[Saved entries]
□ □ □ □ □
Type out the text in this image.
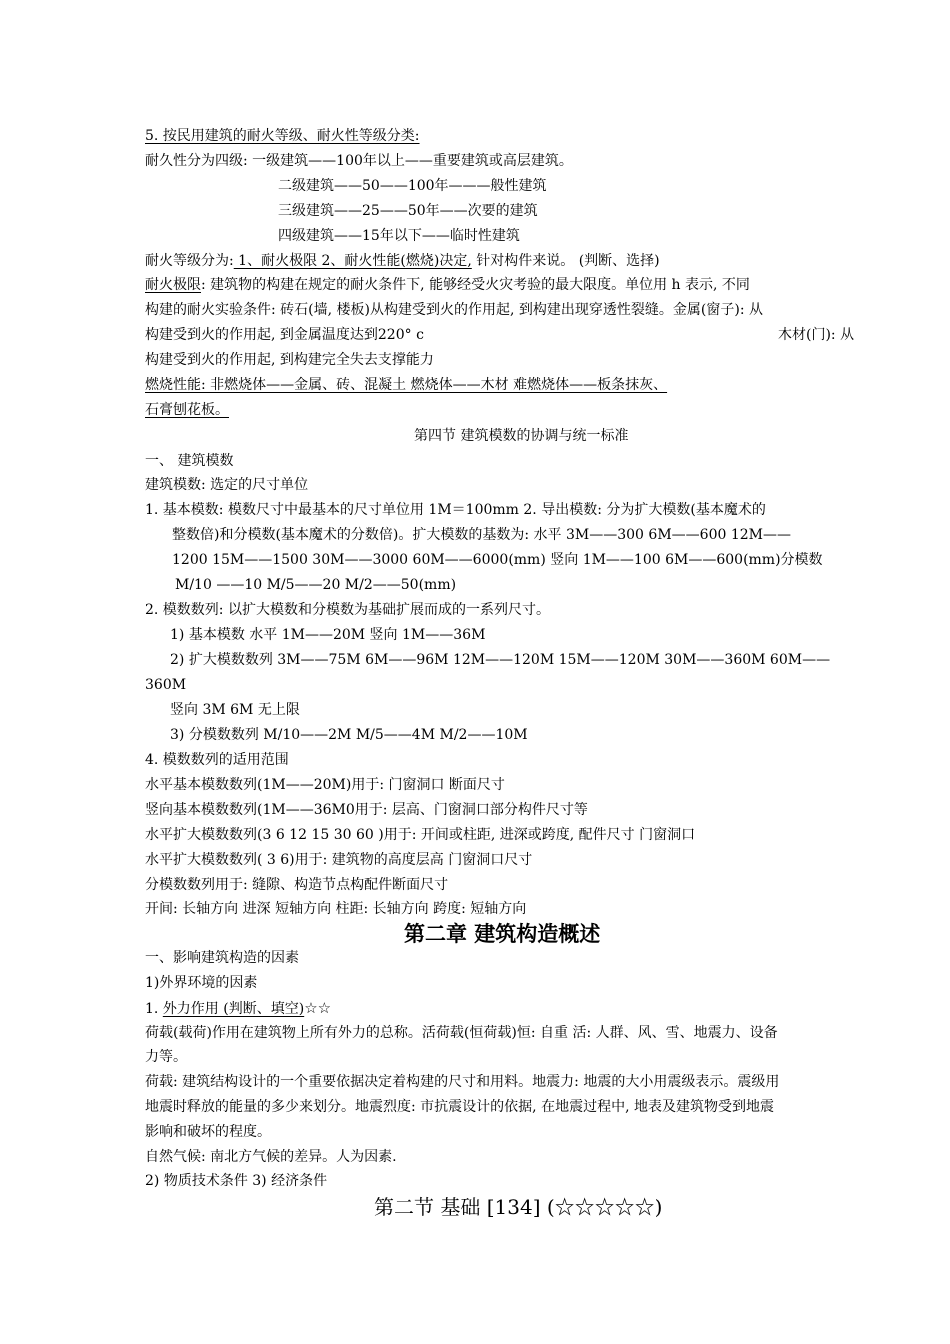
5. 按民用建筑的耐火等级、耐火性等级分类:
耐久性分为四级: 一级建筑——100年以上——重要建筑或高层建筑。
二级建筑——50——100年———般性建筑
三级建筑——25——50年——次要的建筑
四级建筑——15年以下——临时性建筑
耐火等级分为: 1、耐火极限 2、耐火性能(燃烧)决定, 针对构件来说。 (判断、选择)
耐火极限: 建筑物的构建在规定的耐火条件下, 能够经受火灾考验的最大限度。单位用 h 表示, 不同
构建的耐火实验条件: 砖石(墙, 楼板)从构建受到火的作用起, 到构建出现穿透性裂缝。金属(窗子): 从
构建受到火的作用起, 到金属温度达到220° c	木材(门): 从
构建受到火的作用起, 到构建完全失去支撑能力
燃烧性能: 非燃烧体——金属、砖、混凝土 燃烧体——木材 难燃烧体——板条抹灰、
石膏刨花板。
第四节 建筑模数的协调与统一标准
一、 建筑模数
建筑模数: 选定的尺寸单位
1. 基本模数: 模数尺寸中最基本的尺寸单位用 1M＝100mm 2. 导出模数: 分为扩大模数(基本魔术的
整数倍)和分模数(基本魔术的分数倍)。扩大模数的基数为: 水平 3M——300 6M——600 12M——
1200 15M——1500 30M——3000 60M——6000(mm) 竖向 1M——100 6M——600(mm)分模数
M/10 ——10 M/5——20 M/2——50(mm)
2. 模数数列: 以扩大模数和分模数为基础扩展而成的一系列尺寸。
1) 基本模数 水平 1M——20M 竖向 1M——36M
2) 扩大模数数列 3M——75M 6M——96M 12M——120M 15M——120M 30M——360M 60M——
360M
竖向 3M 6M 无上限
3) 分模数数列 M/10——2M M/5——4M M/2——10M
4. 模数数列的适用范围
水平基本模数数列(1M——20M)用于: 门窗洞口 断面尺寸
竖向基本模数数列(1M——36M0用于: 层高、门窗洞口部分构件尺寸等
水平扩大模数数列(3 6 12 15 30 60 )用于: 开间或柱距, 进深或跨度, 配件尺寸 门窗洞口
水平扩大模数数列( 3 6)用于: 建筑物的高度层高 门窗洞口尺寸
分模数数列用于: 缝隙、构造节点构配件断面尺寸
开间: 长轴方向 进深 短轴方向 柱距: 长轴方向 跨度: 短轴方向
第二章 建筑构造概述
一、影响建筑构造的因素
1)外界环境的因素
1. 外力作用 (判断、填空)☆☆
荷载(载荷)作用在建筑物上所有外力的总称。活荷载(恒荷载)恒: 自重 活: 人群、风、雪、地震力、设备
力等。
荷载: 建筑结构设计的一个重要依据决定着构建的尺寸和用料。地震力: 地震的大小用震级表示。震级用
地震时释放的能量的多少来划分。地震烈度: 市抗震设计的依据, 在地震过程中, 地表及建筑物受到地震
影响和破坏的程度。
自然气候: 南北方气候的差异。人为因素.
2) 物质技术条件 3) 经济条件
第二节 基础 [134] (☆☆☆☆☆)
□ □ □ □ □
**YOUR INSTRUCTIONS:**
Copy out each line of the records that holds the string "耐火极限".

**EXERCISE RESULT:**
耐火等级分为: 1、耐火极限 2、耐火性能(燃烧)决定, 针对构件来说。 (判断、选择)
耐火极限: 建筑物的构建在规定的耐火条件下, 能够经受火灾考验的最大限度。单位用 h 表示, 不同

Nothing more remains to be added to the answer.